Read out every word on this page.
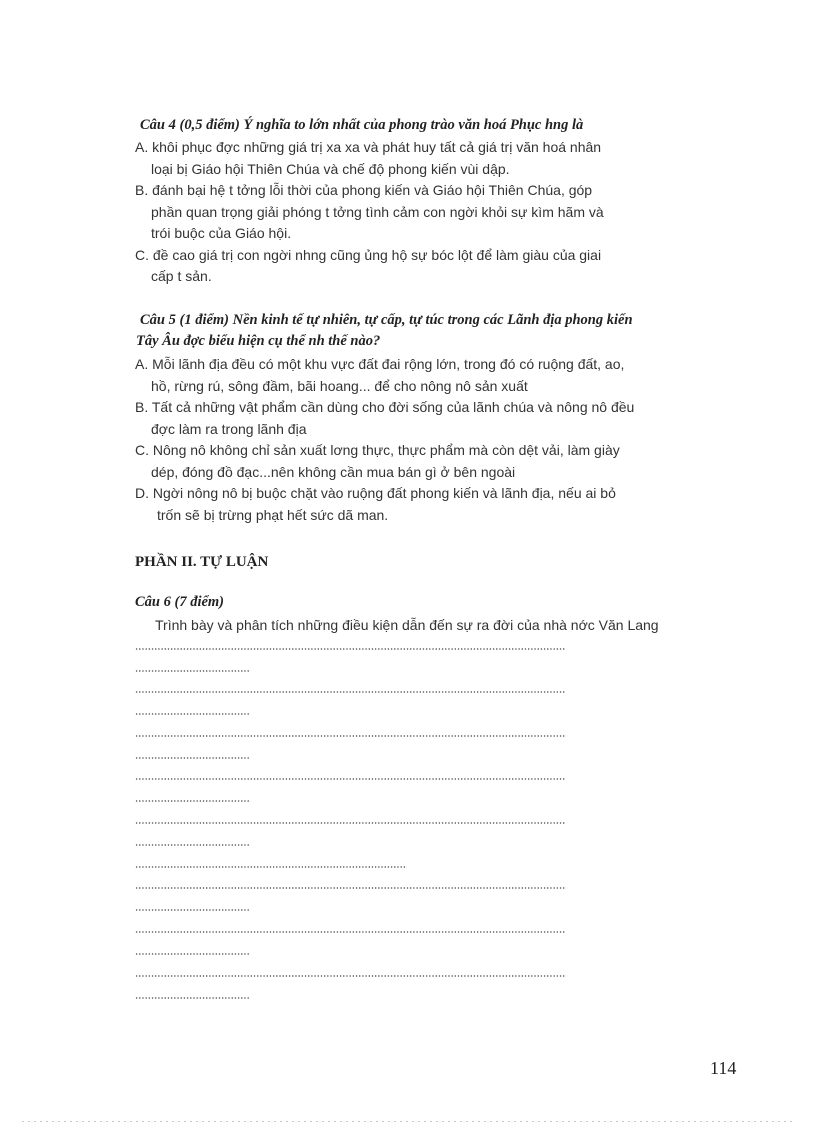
Câu 4 (0,5 điểm) Ý nghĩa to lớn nhất của phong trào văn hoá Phục hng là
A. khôi phục đợc những giá trị xa xa và phát huy tất cả giá trị văn hoá nhân
loại bị Giáo hội Thiên Chúa và chế độ phong kiến vùi dập.
B. đánh bại hệ t tởng lỗi thời của phong kiến và Giáo hội Thiên Chúa, góp
phần quan trọng giải phóng t tởng tình cảm con ngời khỏi sự kìm hãm và
trói buộc của Giáo hội.
C. đề cao giá trị con ngời nhng cũng ủng hộ sự bóc lột để làm giàu của giai
cấp t sản.
Câu 5 (1 điểm) Nền kinh tế tự nhiên, tự cấp, tự túc trong các Lãnh địa phong kiến
Tây Âu đợc biểu hiện cụ thể nh thế nào?
A. Mỗi lãnh địa đều có một khu vực đất đai rộng lớn, trong đó có ruộng đất, ao,
hồ, rừng rú, sông đầm, bãi hoang... để cho nông nô sản xuất
B. Tất cả những vật phẩm cần dùng cho đời sống của lãnh chúa và nông nô đều
đợc làm ra trong lãnh địa
C. Nông nô không chỉ sản xuất lơng thực, thực phẩm mà còn dệt vải, làm giày
dép, đóng đồ đạc...nên không cần mua bán gì ở bên ngoài
D. Ngời nông nô bị buộc chặt vào ruộng đất phong kiến và lãnh địa, nếu ai bỏ
trốn sẽ bị trừng phạt hết sức dã man.
PHẦN II. TỰ LUẬN
Câu 6 (7 điểm)
Trình bày và phân tích những điều kiện dẫn đến sự ra đời của nhà nớc Văn Lang
114
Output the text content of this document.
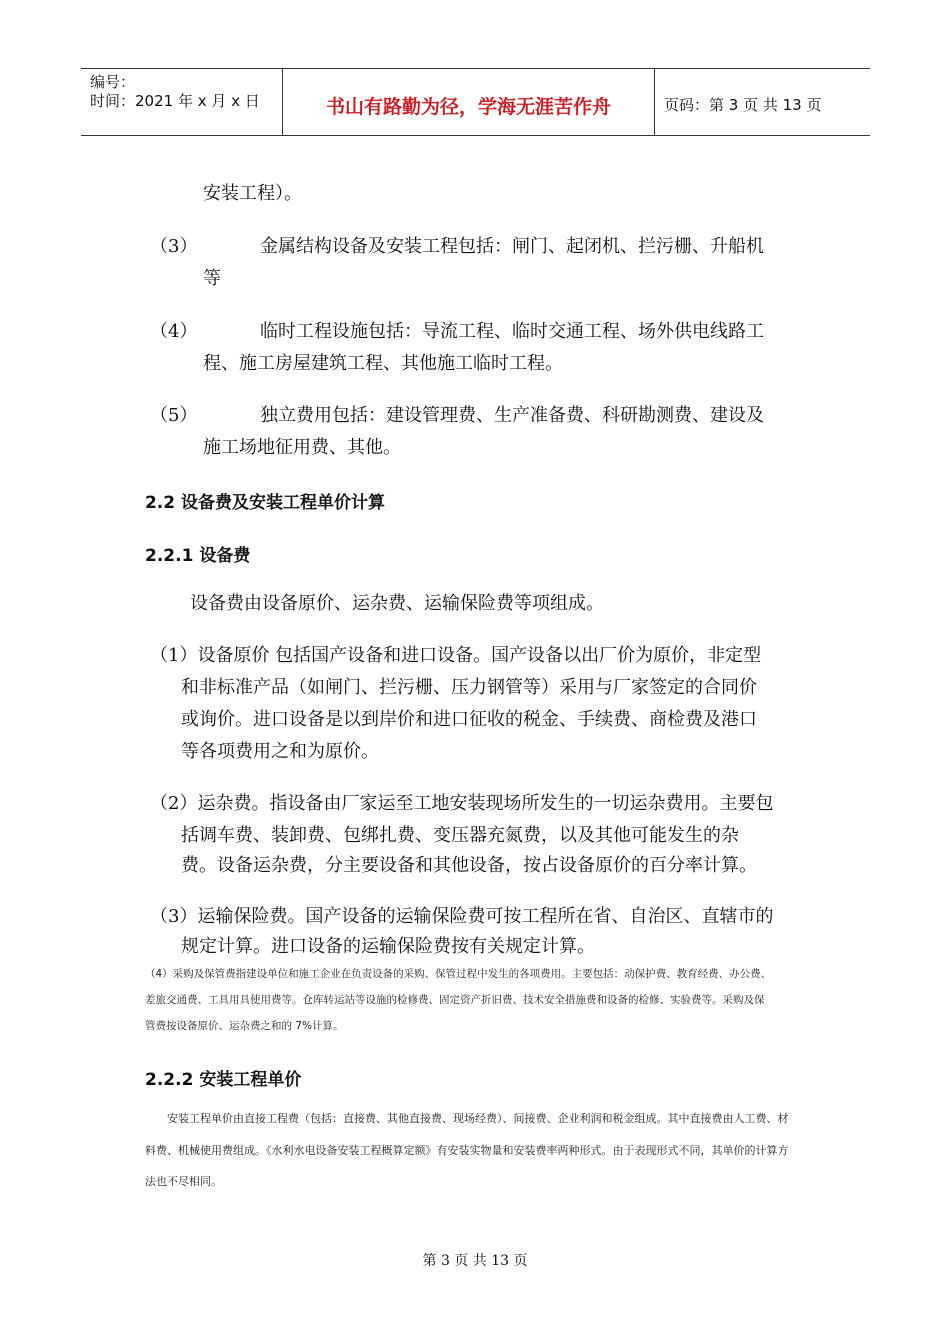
编号：
时间：2021 年 x 月 x 日	书山有路勤为径，学海无涯苦作舟	页码：第 3 页 共 13 页
安装工程）。
（3）	金属结构设备及安装工程包括：闸门、起闭机、拦污栅、升船机
等
（4）	临时工程设施包括：导流工程、临时交通工程、场外供电线路工
程、施工房屋建筑工程、其他施工临时工程。
（5）	独立费用包括：建设管理费、生产准备费、科研勘测费、建设及
施工场地征用费、其他。
2.2 设备费及安装工程单价计算
2.2.1 设备费
设备费由设备原价、运杂费、运输保险费等项组成。
（1）设备原价 包括国产设备和进口设备。国产设备以出厂价为原价，非定型
和非标准产品（如闸门、拦污栅、压力钢管等）采用与厂家签定的合同价
或询价。进口设备是以到岸价和进口征收的税金、手续费、商检费及港口
等各项费用之和为原价。
（2）运杂费。指设备由厂家运至工地安装现场所发生的一切运杂费用。主要包
括调车费、装卸费、包绑扎费、变压器充氮费，以及其他可能发生的杂
费。设备运杂费，分主要设备和其他设备，按占设备原价的百分率计算。
（3）运输保险费。国产设备的运输保险费可按工程所在省、自治区、直辖市的
规定计算。进口设备的运输保险费按有关规定计算。
（4）采购及保管费指建设单位和施工企业在负责设备的采购、保管过程中发生的各项费用。主要包括：动保护费、教育经费、办公费、
差旅交通费、工具用具使用费等。仓库转运站等设施的检修费、固定资产折旧费、技术安全措施费和设备的检修、实验费等。采购及保
管费按设备原价、运杂费之和的 7%计算。
2.2.2 安装工程单价
安装工程单价由直接工程费（包括：直接费、其他直接费、现场经费）、间接费、企业利润和税金组成。其中直接费由人工费、材
料费、机械使用费组成。《水利水电设备安装工程概算定额》有安装实物量和安装费率两种形式。由于表现形式不同，其单价的计算方
法也不尽相同。
第 3 页 共 13 页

* * * *

-- TASK OBJECTIVE --
Omit the pictures, then quote the rest of the material above exactly.

-- REPLY --
Read out every word on this page.
Câu 4 (0,5 điểm) Ý nghĩa to lớn nhất của phong trào văn hoá Phục hng là
A. khôi phục đợc những giá trị xa xa và phát huy tất cả giá trị văn hoá nhân
loại bị Giáo hội Thiên Chúa và chế độ phong kiến vùi dập.
B. đánh bại hệ t tởng lỗi thời của phong kiến và Giáo hội Thiên Chúa, góp
phần quan trọng giải phóng t tởng tình cảm con ngời khỏi sự kìm hãm và
trói buộc của Giáo hội.
C. đề cao giá trị con ngời nhng cũng ủng hộ sự bóc lột để làm giàu của giai
cấp t sản.
Câu 5 (1 điểm) Nền kinh tế tự nhiên, tự cấp, tự túc trong các Lãnh địa phong kiến
Tây Âu đợc biểu hiện cụ thể nh thế nào?
A. Mỗi lãnh địa đều có một khu vực đất đai rộng lớn, trong đó có ruộng đất, ao,
hồ, rừng rú, sông đầm, bãi hoang... để cho nông nô sản xuất
B. Tất cả những vật phẩm cần dùng cho đời sống của lãnh chúa và nông nô đều
đợc làm ra trong lãnh địa
C. Nông nô không chỉ sản xuất lơng thực, thực phẩm mà còn dệt vải, làm giày
dép, đóng đồ đạc...nên không cần mua bán gì ở bên ngoài
D. Ngời nông nô bị buộc chặt vào ruộng đất phong kiến và lãnh địa, nếu ai bỏ
trốn sẽ bị trừng phạt hết sức dã man.
PHẦN II. TỰ LUẬN
Câu 6 (7 điểm)
Trình bày và phân tích những điều kiện dẫn đến sự ra đời của nhà nớc Văn Lang
114
Output the text content of this document.
编号：
时间：2021 年 x 月 x 日	书山有路勤为径，学海无涯苦作舟	页码：第 3 页 共 13 页
安装工程）。
（3）	金属结构设备及安装工程包括：闸门、起闭机、拦污栅、升船机
等
（4）	临时工程设施包括：导流工程、临时交通工程、场外供电线路工
程、施工房屋建筑工程、其他施工临时工程。
（5）	独立费用包括：建设管理费、生产准备费、科研勘测费、建设及
施工场地征用费、其他。
2.2 设备费及安装工程单价计算
2.2.1 设备费
设备费由设备原价、运杂费、运输保险费等项组成。
（1）设备原价 包括国产设备和进口设备。国产设备以出厂价为原价，非定型
和非标准产品（如闸门、拦污栅、压力钢管等）采用与厂家签定的合同价
或询价。进口设备是以到岸价和进口征收的税金、手续费、商检费及港口
等各项费用之和为原价。
（2）运杂费。指设备由厂家运至工地安装现场所发生的一切运杂费用。主要包
括调车费、装卸费、包绑扎费、变压器充氮费，以及其他可能发生的杂
费。设备运杂费，分主要设备和其他设备，按占设备原价的百分率计算。
（3）运输保险费。国产设备的运输保险费可按工程所在省、自治区、直辖市的
规定计算。进口设备的运输保险费按有关规定计算。
（4）采购及保管费指建设单位和施工企业在负责设备的采购、保管过程中发生的各项费用。主要包括：动保护费、教育经费、办公费、
差旅交通费、工具用具使用费等。仓库转运站等设施的检修费、固定资产折旧费、技术安全措施费和设备的检修、实验费等。采购及保
管费按设备原价、运杂费之和的 7%计算。
2.2.2 安装工程单价
安装工程单价由直接工程费（包括：直接费、其他直接费、现场经费）、间接费、企业利润和税金组成。其中直接费由人工费、材
料费、机械使用费组成。《水利水电设备安装工程概算定额》有安装实物量和安装费率两种形式。由于表现形式不同，其单价的计算方
法也不尽相同。
第 3 页 共 13 页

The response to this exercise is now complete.